EXERCISE BRIEF - Restate each of the lines below word for word and drop every picture.

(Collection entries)

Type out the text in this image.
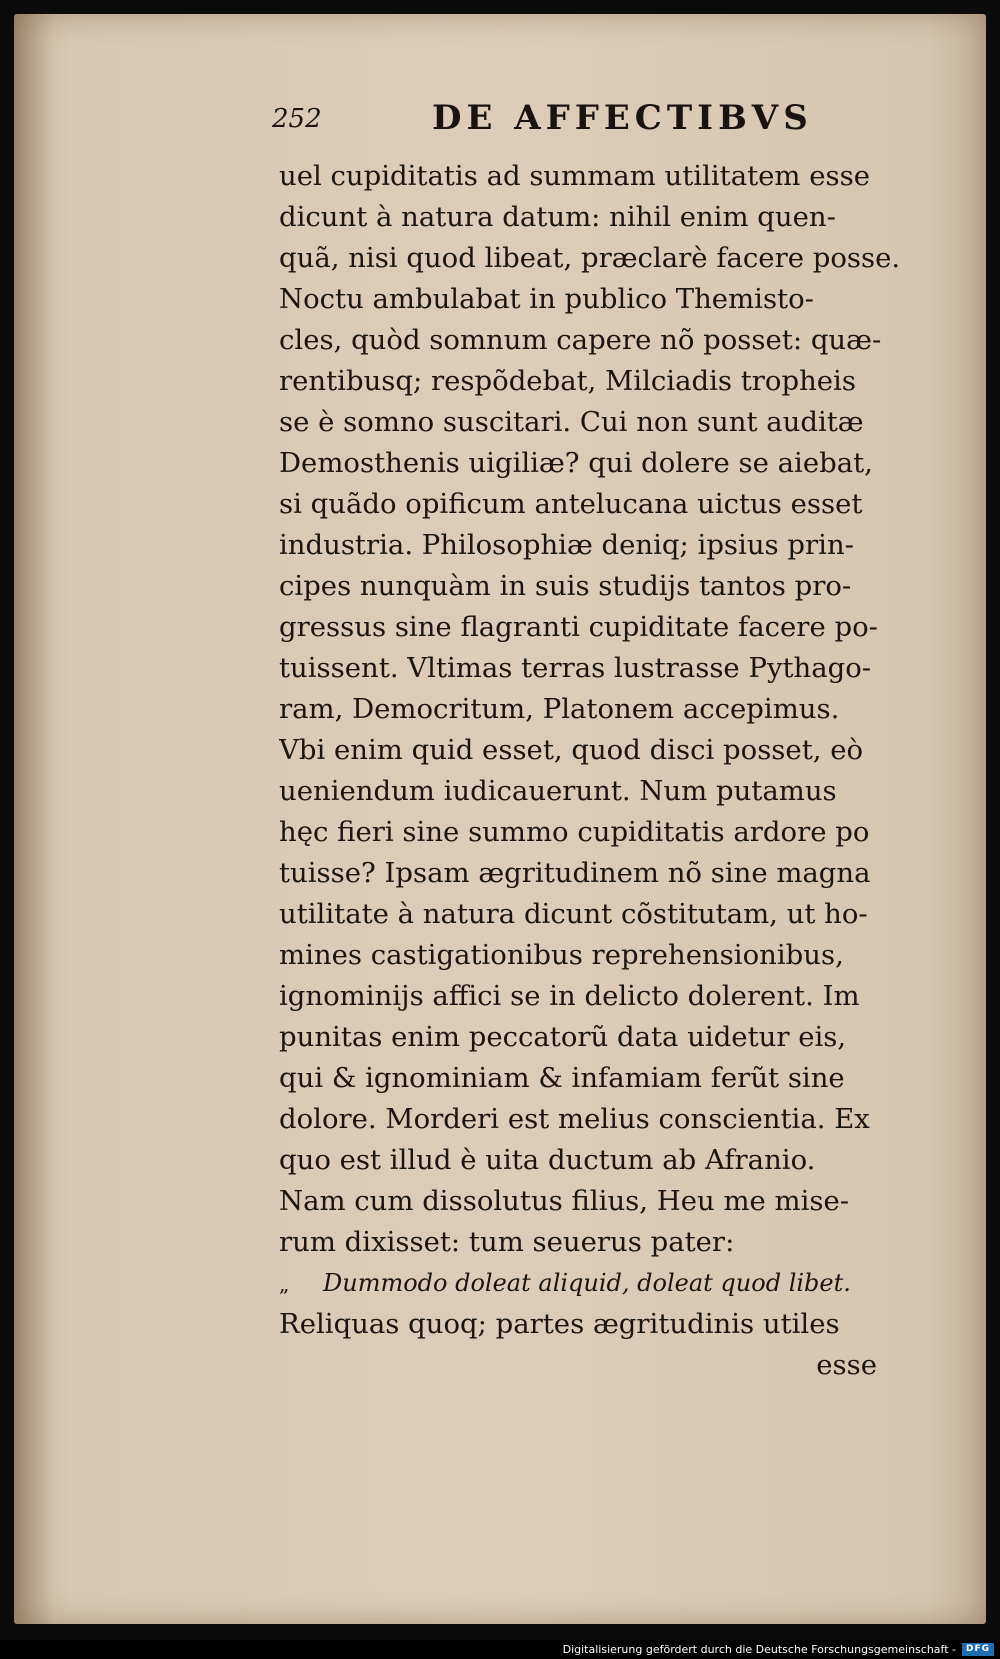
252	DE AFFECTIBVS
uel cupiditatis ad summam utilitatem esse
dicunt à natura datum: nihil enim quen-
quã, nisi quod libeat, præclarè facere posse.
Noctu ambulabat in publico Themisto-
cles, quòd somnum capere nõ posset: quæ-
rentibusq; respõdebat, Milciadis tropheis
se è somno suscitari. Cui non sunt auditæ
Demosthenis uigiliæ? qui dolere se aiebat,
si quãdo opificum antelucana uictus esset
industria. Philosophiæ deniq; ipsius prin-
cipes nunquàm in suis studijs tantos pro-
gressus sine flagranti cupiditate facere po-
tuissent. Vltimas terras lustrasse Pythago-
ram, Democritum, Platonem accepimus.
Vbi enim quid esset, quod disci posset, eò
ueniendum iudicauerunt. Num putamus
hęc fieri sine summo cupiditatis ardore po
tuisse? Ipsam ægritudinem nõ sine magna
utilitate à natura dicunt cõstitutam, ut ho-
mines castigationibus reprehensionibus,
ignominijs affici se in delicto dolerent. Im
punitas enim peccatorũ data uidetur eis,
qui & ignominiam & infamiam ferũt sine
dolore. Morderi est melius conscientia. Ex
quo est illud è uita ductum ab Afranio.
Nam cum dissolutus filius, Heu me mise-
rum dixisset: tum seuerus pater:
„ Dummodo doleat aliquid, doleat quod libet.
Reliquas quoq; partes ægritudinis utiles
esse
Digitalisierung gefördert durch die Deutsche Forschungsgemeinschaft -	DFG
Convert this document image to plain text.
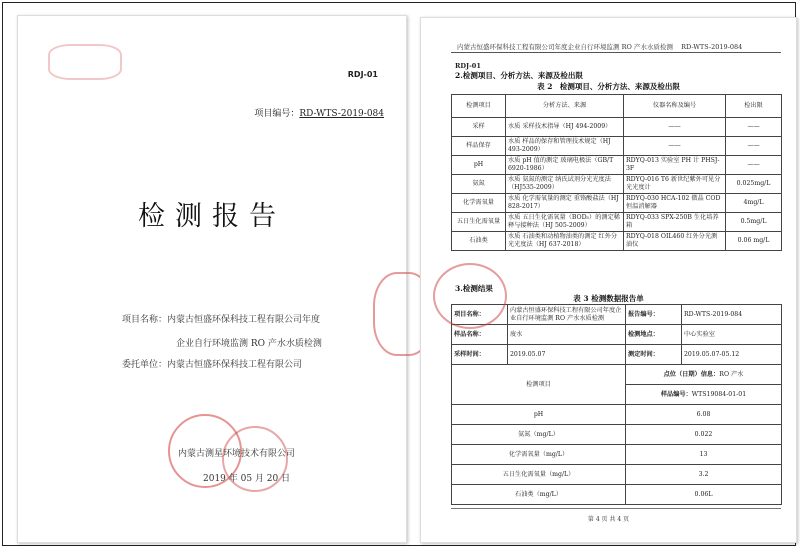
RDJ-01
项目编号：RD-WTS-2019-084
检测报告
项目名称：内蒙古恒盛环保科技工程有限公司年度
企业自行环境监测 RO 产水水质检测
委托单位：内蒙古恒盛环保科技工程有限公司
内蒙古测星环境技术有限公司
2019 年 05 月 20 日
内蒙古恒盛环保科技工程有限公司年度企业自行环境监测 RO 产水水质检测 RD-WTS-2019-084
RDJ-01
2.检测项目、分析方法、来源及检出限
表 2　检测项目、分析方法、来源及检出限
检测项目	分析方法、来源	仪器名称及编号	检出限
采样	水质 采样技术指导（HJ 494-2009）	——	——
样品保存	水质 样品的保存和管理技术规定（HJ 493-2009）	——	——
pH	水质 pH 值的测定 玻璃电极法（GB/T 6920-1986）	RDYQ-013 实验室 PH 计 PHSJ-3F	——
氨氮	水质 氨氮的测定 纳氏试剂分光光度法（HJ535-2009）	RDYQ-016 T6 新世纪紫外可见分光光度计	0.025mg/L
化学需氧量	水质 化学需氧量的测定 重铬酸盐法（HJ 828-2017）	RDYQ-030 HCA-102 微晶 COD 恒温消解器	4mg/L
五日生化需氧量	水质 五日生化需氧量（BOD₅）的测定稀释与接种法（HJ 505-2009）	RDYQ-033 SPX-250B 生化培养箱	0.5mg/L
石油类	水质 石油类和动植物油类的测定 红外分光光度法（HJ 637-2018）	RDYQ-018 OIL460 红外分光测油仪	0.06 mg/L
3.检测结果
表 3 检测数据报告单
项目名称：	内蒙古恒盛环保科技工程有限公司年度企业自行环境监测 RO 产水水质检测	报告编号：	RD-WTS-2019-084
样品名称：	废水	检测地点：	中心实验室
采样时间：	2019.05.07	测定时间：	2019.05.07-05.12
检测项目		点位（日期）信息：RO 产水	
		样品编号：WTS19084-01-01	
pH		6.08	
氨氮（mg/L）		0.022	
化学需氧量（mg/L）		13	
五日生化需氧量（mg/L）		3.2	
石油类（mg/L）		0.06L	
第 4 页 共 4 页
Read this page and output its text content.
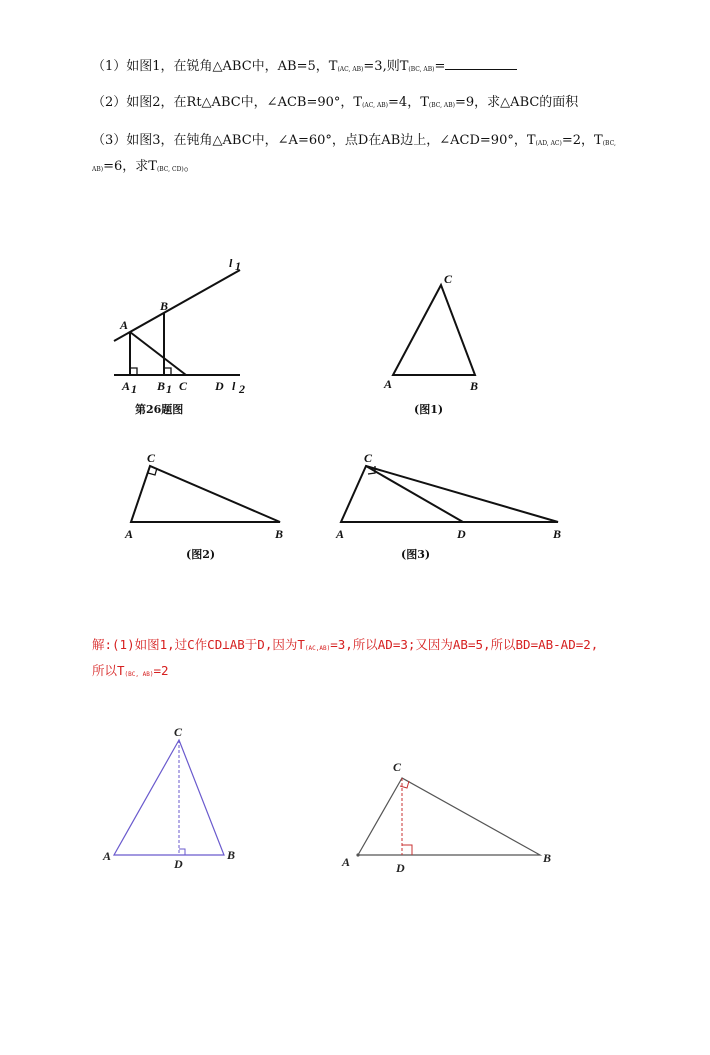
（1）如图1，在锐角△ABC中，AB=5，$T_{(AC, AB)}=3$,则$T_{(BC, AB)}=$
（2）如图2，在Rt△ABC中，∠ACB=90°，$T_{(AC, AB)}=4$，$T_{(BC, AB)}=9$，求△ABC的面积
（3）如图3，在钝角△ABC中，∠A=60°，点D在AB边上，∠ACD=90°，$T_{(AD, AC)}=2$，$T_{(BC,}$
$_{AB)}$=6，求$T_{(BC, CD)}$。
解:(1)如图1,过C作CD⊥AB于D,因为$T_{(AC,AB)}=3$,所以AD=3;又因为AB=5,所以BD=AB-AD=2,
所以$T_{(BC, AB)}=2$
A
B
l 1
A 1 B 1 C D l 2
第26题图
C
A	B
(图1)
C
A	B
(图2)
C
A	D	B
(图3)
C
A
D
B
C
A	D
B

OUTPUT BELOW -
Type out the text in this image.
252	DE AFFECTIBVS
uel cupiditatis ad summam utilitatem esse
dicunt à natura datum: nihil enim quen-
quã, nisi quod libeat, præclarè facere posse.
Noctu ambulabat in publico Themisto-
cles, quòd somnum capere nõ posset: quæ-
rentibusq; respõdebat, Milciadis tropheis
se è somno suscitari. Cui non sunt auditæ
Demosthenis uigiliæ? qui dolere se aiebat,
si quãdo opificum antelucana uictus esset
industria. Philosophiæ deniq; ipsius prin-
cipes nunquàm in suis studijs tantos pro-
gressus sine flagranti cupiditate facere po-
tuissent. Vltimas terras lustrasse Pythago-
ram, Democritum, Platonem accepimus.
Vbi enim quid esset, quod disci posset, eò
ueniendum iudicauerunt. Num putamus
hęc fieri sine summo cupiditatis ardore po
tuisse? Ipsam ægritudinem nõ sine magna
utilitate à natura dicunt cõstitutam, ut ho-
mines castigationibus reprehensionibus,
ignominijs affici se in delicto dolerent. Im
punitas enim peccatorũ data uidetur eis,
qui & ignominiam & infamiam ferũt sine
dolore. Morderi est melius conscientia. Ex
quo est illud è uita ductum ab Afranio.
Nam cum dissolutus filius, Heu me mise-
rum dixisset: tum seuerus pater:
„ Dummodo doleat aliquid, doleat quod libet.
Reliquas quoq; partes ægritudinis utiles
esse
Digitalisierung gefördert durch die Deutsche Forschungsgemeinschaft -	DFG
Convert this document image to plain text.
RDJ-01
项目编号：RD-WTS-2019-084
检测报告
项目名称：内蒙古恒盛环保科技工程有限公司年度
企业自行环境监测 RO 产水水质检测
委托单位：内蒙古恒盛环保科技工程有限公司
内蒙古测星环境技术有限公司
2019 年 05 月 20 日
内蒙古恒盛环保科技工程有限公司年度企业自行环境监测 RO 产水水质检测 RD-WTS-2019-084
RDJ-01
2.检测项目、分析方法、来源及检出限
表 2　检测项目、分析方法、来源及检出限
检测项目	分析方法、来源	仪器名称及编号	检出限
采样	水质 采样技术指导（HJ 494-2009）	——	——
样品保存	水质 样品的保存和管理技术规定（HJ 493-2009）	——	——
pH	水质 pH 值的测定 玻璃电极法（GB/T 6920-1986）	RDYQ-013 实验室 PH 计 PHSJ-3F	——
氨氮	水质 氨氮的测定 纳氏试剂分光光度法（HJ535-2009）	RDYQ-016 T6 新世纪紫外可见分光光度计	0.025mg/L
化学需氧量	水质 化学需氧量的测定 重铬酸盐法（HJ 828-2017）	RDYQ-030 HCA-102 微晶 COD 恒温消解器	4mg/L
五日生化需氧量	水质 五日生化需氧量（BOD₅）的测定稀释与接种法（HJ 505-2009）	RDYQ-033 SPX-250B 生化培养箱	0.5mg/L
石油类	水质 石油类和动植物油类的测定 红外分光光度法（HJ 637-2018）	RDYQ-018 OIL460 红外分光测油仪	0.06 mg/L
3.检测结果
表 3 检测数据报告单
项目名称：	内蒙古恒盛环保科技工程有限公司年度企业自行环境监测 RO 产水水质检测	报告编号：	RD-WTS-2019-084
样品名称：	废水	检测地点：	中心实验室
采样时间：	2019.05.07	测定时间：	2019.05.07-05.12
检测项目		点位（日期）信息：RO 产水	
		样品编号：WTS19084-01-01	
pH		6.08	
氨氮（mg/L）		0.022	
化学需氧量（mg/L）		13	
五日生化需氧量（mg/L）		3.2	
石油类（mg/L）		0.06L	
第 4 页 共 4 页
Read this page and output its text content.
（1）如图1，在锐角△ABC中，AB=5，$T_{(AC, AB)}=3$,则$T_{(BC, AB)}=$
（2）如图2，在Rt△ABC中，∠ACB=90°，$T_{(AC, AB)}=4$，$T_{(BC, AB)}=9$，求△ABC的面积
（3）如图3，在钝角△ABC中，∠A=60°，点D在AB边上，∠ACD=90°，$T_{(AD, AC)}=2$，$T_{(BC,}$
$_{AB)}$=6，求$T_{(BC, CD)}$。
解:(1)如图1,过C作CD⊥AB于D,因为$T_{(AC,AB)}=3$,所以AD=3;又因为AB=5,所以BD=AB-AD=2,
所以$T_{(BC, AB)}=2$
A
B
l 1
A 1 B 1 C D l 2
第26题图
C
A	B
(图1)
C
A	B
(图2)
C
A	D	B
(图3)
C
A
D
B
C
A	D
B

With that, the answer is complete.